■ Objective A
According to the source passage, how many of the energy landscape's local minima are real English words?
■ Objective B
Write out the stretch of the source passage from "C = \alpha \int" through "in the schrodinger equation.".
■ Objective C
Extend the source passage on linear filters and the statistics of four-letter words, picking up from where it stops.

■ Source passage

━━━━━━━━

We need to put extra constraints to get solutions that are physically realistic

1) We should fix the filters gain,

\int d^2 \mathbf{k} |\tilde{F} (\mathbf{k}) |^2 =1

2) There should be a cost for “long-range interactions in spatial space” or “sharp fluctuations in momentum space”,

C = \alpha \int d^2 \mathbf{k} \mathbf{k}^2 |\tilde{F}(\mathbf{k}) |^2

Using variational methods they found that filter should satisfy the schrodinger like equation in \mathbf{k}-space

-{\alpha\over 2}{\nabla_k}^2\tilde{F}(k)-{1\over 2 \sigma^2\ln 2} S(k)\tilde{F}(k)=\Lambda \tilde{F}(k)

the {h}^2/\alpha playes the role of the mass M and - S(k)/ ( 2 \sigma^2 \ln 2 ) of potential V in the schrodinger equation.

In the case that they are interested the power spectrum of natural images has a power law S(k)\sim 1/k^2 and as a result an accidental symmetry. This accidental symmetry allows them to recombine various angular momentum eigenstates and create orientation selective eigenstates (filters).

What interests me the most is that for any linear filter this formalism holds and, the power spectrum of the input signal appears as the potential of the schrodinger equation.

Statistical Mechanics of Four Letter Words

October 6, 2008

Taken from the paper by G.J. Stephens and W. Bialek.

There are 26^4=456976 possible four letter words, the total entropy for such a sample is S_{0}= 4 \log_2 (26)=18.802 bits. Out of this large number of possibilities only a small fraction of 1/3700 is in use in English language. By looking at large database of American literature, \sim 800 words and their frequency of occurrence is found (the database had \sim 2\times 10^7 words all the four letter words which they have appeared more than 100 times are considered.). The entropy of this set is approximately S_{full} = 6.92\pm 0.003. The paper is trying to regenerate legal words using statistical properties of their building blocks (the letters).

Independent Letters Approximation:

Not all the letters appear with the same frequencies. Considering this point the probability of having a four letter words is P(l_1, l_2, l_3, l_4)= \prod_i l_i. The entropy of a such an ensemble is S_{ind} = 14.083 \pm 0.001 bits.

Pairwise Interaction Approximation:

We assume that P(l_1,l_2,l_3,l_4) can be written as a Boltzmann factor of pairwise interacting between different letters

P^{(2)}(l_1,l_2,l_3,l_4)= {1 \over Z} \exp \left[ - \sum_{i,j} V_{i,j}(l_i,l_j) \right]

V_{i,j}(l_i,l_j) are the pairwise potential and have 6 \times (26^2 -1)=4050 free parameters. They can be determined by solving 6 \times 26^2 coupled equations (pairwise marginal distribution).

\rho_{i_1,i_2}(l_1,l_2) = \sum^{\prime} P^{(2)}(k_1,k_2,k_3,k_4)

The ensemble built in this construction has an entropy of 7.48 bits. The pairwise potentials V_{i,j} define an energy landscape. There are 136 local minima in this landscape (changing any letter increases the energy) out of them 118 are real English words, that capture 63.5 of the probability distribution.

The induced probability for each real word using pairwise interactions P_2 reproduce the observed probability of that word P_{full} especially for frequent words (The plot of P_2 vs P_{full} is almost diagonal).

━━━━━━━━

■ Listed entries
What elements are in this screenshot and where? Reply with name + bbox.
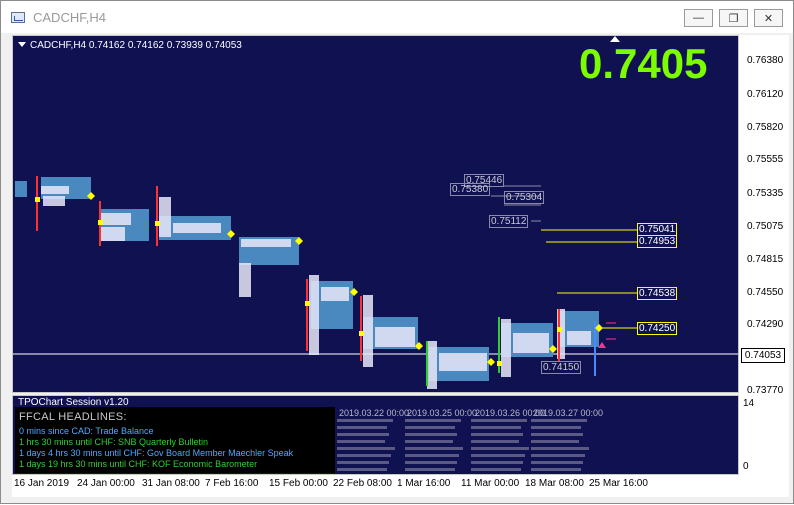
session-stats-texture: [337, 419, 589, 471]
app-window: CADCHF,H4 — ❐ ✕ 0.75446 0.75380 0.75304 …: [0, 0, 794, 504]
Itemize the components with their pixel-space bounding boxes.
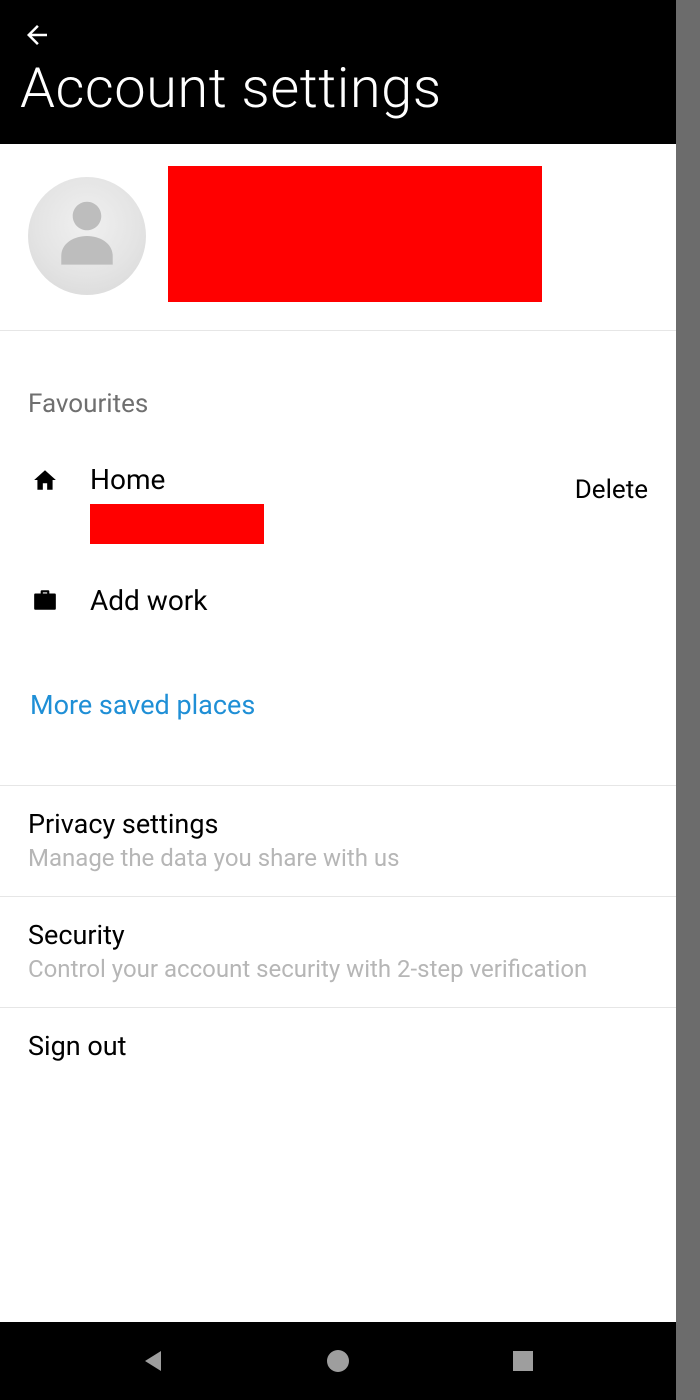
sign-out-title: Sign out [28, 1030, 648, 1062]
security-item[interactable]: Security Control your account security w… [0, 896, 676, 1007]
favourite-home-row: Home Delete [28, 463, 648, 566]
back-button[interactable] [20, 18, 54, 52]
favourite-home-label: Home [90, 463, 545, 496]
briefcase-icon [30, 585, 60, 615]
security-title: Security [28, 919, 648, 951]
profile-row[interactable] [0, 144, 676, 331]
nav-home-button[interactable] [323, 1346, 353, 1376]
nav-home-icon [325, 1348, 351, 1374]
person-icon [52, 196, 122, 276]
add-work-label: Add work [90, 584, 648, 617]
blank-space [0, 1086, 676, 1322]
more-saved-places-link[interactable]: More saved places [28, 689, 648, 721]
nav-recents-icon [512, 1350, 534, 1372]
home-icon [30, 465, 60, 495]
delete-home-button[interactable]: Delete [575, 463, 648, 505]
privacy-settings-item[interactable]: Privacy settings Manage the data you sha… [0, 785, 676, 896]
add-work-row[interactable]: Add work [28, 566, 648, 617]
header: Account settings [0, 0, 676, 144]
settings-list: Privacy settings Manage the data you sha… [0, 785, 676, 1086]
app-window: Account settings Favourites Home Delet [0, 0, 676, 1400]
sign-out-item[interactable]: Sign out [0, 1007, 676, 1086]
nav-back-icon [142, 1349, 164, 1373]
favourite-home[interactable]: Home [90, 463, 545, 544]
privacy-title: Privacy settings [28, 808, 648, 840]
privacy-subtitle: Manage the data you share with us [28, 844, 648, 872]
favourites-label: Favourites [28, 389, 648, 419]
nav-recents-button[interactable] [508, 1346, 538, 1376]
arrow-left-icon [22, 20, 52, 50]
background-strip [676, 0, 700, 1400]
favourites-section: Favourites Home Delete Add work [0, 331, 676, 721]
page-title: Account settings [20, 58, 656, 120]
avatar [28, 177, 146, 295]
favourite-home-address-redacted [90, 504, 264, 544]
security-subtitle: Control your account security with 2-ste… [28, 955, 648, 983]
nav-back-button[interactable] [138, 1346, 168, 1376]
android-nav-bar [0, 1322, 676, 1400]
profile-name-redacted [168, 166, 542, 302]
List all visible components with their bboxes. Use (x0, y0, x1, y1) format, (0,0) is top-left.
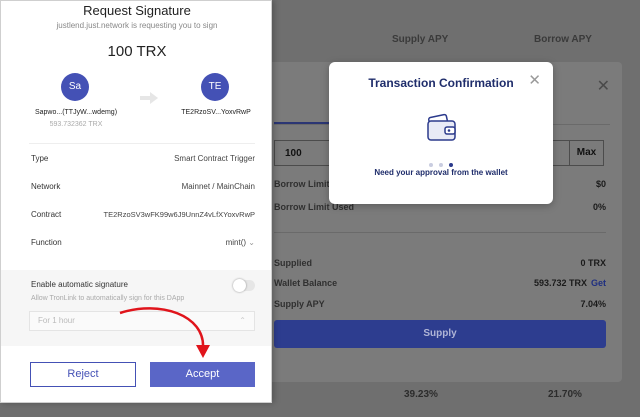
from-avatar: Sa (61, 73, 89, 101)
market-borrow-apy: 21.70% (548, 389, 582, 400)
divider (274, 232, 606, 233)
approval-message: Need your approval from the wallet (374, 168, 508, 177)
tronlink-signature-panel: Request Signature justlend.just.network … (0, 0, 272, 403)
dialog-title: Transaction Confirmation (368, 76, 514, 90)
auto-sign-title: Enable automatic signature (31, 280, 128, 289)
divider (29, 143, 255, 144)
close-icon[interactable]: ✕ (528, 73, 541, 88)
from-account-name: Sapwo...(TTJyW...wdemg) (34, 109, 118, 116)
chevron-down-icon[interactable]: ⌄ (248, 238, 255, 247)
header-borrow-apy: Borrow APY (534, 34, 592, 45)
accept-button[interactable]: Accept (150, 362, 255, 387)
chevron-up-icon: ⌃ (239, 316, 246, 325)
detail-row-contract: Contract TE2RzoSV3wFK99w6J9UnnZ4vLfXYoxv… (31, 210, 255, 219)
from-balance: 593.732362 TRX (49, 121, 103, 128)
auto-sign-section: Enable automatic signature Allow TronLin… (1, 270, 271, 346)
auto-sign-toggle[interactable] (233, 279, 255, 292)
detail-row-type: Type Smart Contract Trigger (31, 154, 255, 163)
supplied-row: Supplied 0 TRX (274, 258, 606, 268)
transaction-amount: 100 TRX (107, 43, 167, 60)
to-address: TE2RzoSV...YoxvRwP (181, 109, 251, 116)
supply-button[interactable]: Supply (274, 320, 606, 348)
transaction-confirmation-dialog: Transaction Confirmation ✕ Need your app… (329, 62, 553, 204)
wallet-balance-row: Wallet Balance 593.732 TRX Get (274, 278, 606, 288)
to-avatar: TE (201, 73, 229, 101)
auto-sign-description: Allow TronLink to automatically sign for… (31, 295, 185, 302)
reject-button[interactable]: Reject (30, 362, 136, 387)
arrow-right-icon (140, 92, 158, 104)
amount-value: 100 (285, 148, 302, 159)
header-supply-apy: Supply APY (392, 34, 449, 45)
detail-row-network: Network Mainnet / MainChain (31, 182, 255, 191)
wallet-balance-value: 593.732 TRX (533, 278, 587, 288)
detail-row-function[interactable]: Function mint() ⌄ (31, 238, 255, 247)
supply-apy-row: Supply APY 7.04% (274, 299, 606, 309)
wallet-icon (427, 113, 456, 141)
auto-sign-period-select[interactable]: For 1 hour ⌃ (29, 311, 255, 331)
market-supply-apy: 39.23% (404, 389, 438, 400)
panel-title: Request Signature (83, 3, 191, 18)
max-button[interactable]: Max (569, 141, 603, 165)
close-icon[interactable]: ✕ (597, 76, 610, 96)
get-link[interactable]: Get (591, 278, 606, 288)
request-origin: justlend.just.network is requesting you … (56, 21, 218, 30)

━━━━━━━━

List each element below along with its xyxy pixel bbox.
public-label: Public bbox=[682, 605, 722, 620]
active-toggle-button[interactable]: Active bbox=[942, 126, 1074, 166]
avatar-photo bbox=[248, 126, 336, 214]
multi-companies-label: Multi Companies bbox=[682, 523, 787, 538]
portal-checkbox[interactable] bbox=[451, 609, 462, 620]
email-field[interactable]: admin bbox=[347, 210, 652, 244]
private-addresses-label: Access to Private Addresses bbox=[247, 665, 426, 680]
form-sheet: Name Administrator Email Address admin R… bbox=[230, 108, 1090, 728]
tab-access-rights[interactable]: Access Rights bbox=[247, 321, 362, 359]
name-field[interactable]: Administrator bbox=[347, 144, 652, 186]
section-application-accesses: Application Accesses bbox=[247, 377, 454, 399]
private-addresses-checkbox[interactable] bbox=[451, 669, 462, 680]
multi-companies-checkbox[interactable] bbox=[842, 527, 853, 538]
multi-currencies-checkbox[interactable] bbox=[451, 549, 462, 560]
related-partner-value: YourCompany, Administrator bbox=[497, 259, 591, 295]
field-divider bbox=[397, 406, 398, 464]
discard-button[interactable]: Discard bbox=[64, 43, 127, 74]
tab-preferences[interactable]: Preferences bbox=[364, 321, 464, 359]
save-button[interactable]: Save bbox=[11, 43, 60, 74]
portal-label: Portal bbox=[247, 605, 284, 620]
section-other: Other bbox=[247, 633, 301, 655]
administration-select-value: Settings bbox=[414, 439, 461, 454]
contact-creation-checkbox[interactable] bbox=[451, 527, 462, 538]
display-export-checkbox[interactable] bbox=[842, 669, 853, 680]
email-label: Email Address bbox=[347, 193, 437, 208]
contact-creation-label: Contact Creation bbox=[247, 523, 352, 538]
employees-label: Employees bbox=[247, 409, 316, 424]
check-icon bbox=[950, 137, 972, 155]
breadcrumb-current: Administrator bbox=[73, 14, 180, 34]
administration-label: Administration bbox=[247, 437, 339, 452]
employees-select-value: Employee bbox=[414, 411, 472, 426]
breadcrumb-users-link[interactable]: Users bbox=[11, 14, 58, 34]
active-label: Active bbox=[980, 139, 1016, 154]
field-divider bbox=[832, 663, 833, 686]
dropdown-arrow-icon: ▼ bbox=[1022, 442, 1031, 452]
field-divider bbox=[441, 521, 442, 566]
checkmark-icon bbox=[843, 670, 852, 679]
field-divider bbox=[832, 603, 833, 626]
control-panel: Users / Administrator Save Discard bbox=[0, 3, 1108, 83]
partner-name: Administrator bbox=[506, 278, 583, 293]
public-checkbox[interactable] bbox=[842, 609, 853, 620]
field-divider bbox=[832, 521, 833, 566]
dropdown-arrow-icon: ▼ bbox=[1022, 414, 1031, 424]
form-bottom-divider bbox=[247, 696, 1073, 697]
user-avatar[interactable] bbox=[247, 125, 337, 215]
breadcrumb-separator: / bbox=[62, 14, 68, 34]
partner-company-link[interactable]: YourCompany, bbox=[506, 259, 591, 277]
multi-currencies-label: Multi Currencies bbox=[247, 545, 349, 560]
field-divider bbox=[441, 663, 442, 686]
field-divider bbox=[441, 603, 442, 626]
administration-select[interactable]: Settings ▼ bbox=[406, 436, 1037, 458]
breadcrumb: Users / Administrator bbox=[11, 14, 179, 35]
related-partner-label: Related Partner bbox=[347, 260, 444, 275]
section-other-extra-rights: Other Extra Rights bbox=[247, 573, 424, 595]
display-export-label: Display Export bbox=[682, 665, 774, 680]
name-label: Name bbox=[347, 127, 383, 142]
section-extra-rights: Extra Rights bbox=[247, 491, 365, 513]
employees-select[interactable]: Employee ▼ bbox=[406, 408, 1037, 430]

━━━━━━━━

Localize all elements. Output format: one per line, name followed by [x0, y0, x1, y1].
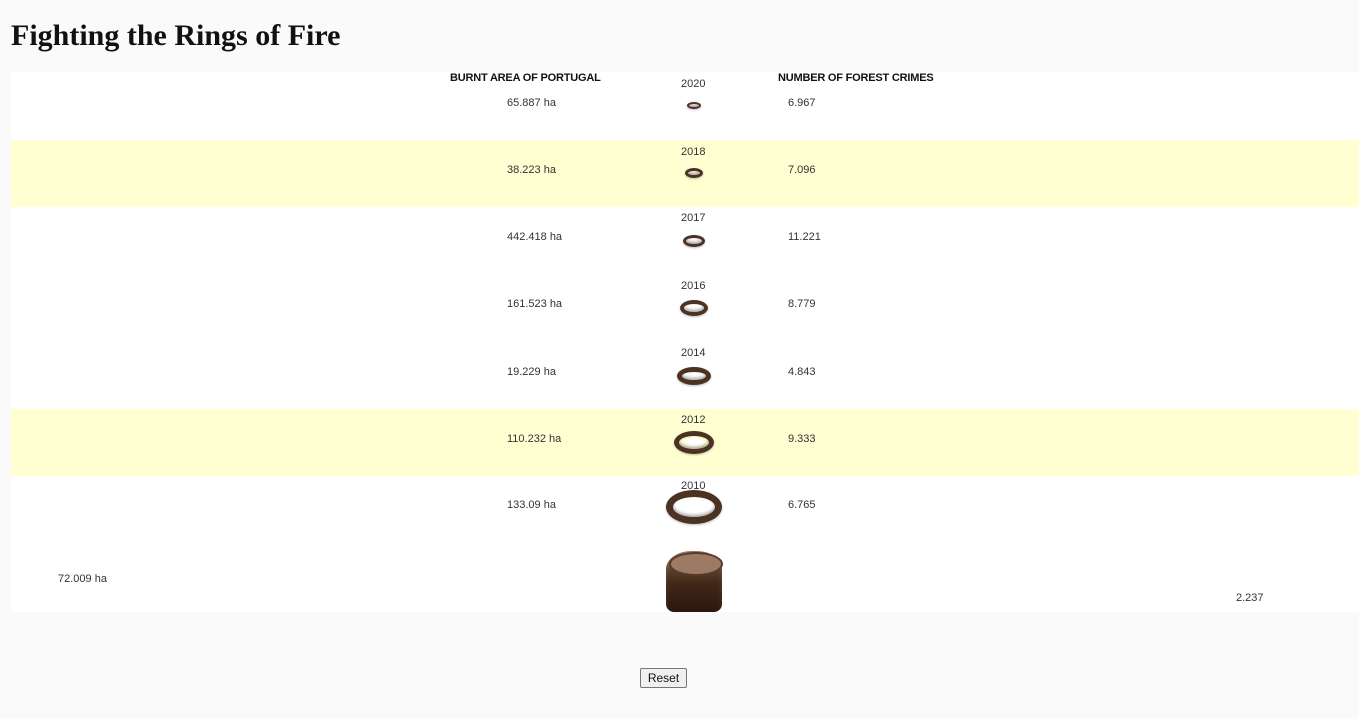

━━━━━━━━

■ Output A
118 of the 136 local minima are real English words.

■ Output B
C = \alpha \int d^2 \mathbf{k} \mathbf{k}^2 |\tilde{F}(\mathbf{k}) |^2

Using variational methods they found that filter should satisfy the schrodinger like equation in \mathbf{k}-space

-{\alpha\over 2}{\nabla_k}^2\tilde{F}(k)-{1\over 2 \sigma^2\ln 2} S(k)\tilde{F}(k)=\Lambda \tilde{F}(k)

the {h}^2/\alpha playes the role of the mass M and - S(k)/ ( 2 \sigma^2 \ln 2 ) of potential V in the schrodinger equation.

■ Output C
The independent letter approximation reduced the number of possibilites by a factor of \sim 1/26, a further reduction factor of \sim 1/100, the higher order interaction only contribute for a factor of 1/1.5.

Zipf’s Law:

Plotting the probability vs the rank of different words shows an approximate power law.The four letter words have a cut off tail. The pairwise model removes some weight from the bulk of the distribution and reassigns it to the tail.

Thermodynamics of Natural Images

September 25, 2008

This is a brief extraction from Mora et.al. paper.

The idea originates from an observation by Field that the spatial spectrum of images of natural scenes follow a 1/f^2 behavior. Now if this behavior was observed in a statistical system, the first conclusion was that the system is in its critical point.

Here the authors to show the same result assume that the probability of an image \sigma is related to an energy function E(\sigma) through Boltzmann relation

P_T(\sigma)= {1 \over  Z} e^{-E(\sigma)/T} where Z = \sum_{\sigma} P(\sigma)

An L\times L pixel black and white image has 2^{L^2} possible configurations. In order to make this number they studied the system for L=2 , 3 and 4 using coarse graining ideas and block averaged the natural images.

Using their set of images they

1) assumed T=1 in natural images and found P(\sigma)

2) the probability at any other temperature can be found by

P_T(\sigma) = {P(\sigma)^{1/T}     \over  \sum_{\sigma} P(\sigma)^{1/T} }

3) the entropy at any other temperature can be derived by

S(T) = - \sum_{\sigma} P_T(\sigma)  \log  P_T(\sigma)

4) calculated the specific heat

C(T)=T {\partial S(T) \over \partial T}

5) repeated all these steps for L=2,3 and 4.

They observed that there is a peak in normalized specific heat C(T,L)/L^2 and as L increase the peak becomes sharper and approaches T=1. This is a clear indication for critical behavior in natural scenes (divergence of the specific heat at T=1).

In the macrocanonical ensemble, we study the statistical system under the fixed energy constraint. Under this conditions we can define the partition function as an integral over the density of states with constant energy \rho (E),

Z(T) = \int dE \rho(E) e^{-E/T}

Entropy will be defined as logarithm of density of states i.e. \rho(E)=e^{S(E)} ,

since both entropy and energy are extensive it is more suitable to work with \epsilon = E/N and s(\epsilon)=S(\epsilon)/N. In the large N limit,

C={N \over T} \left[  - {d^2 s(\epsilon)  \over d\epsilon^2}  \right].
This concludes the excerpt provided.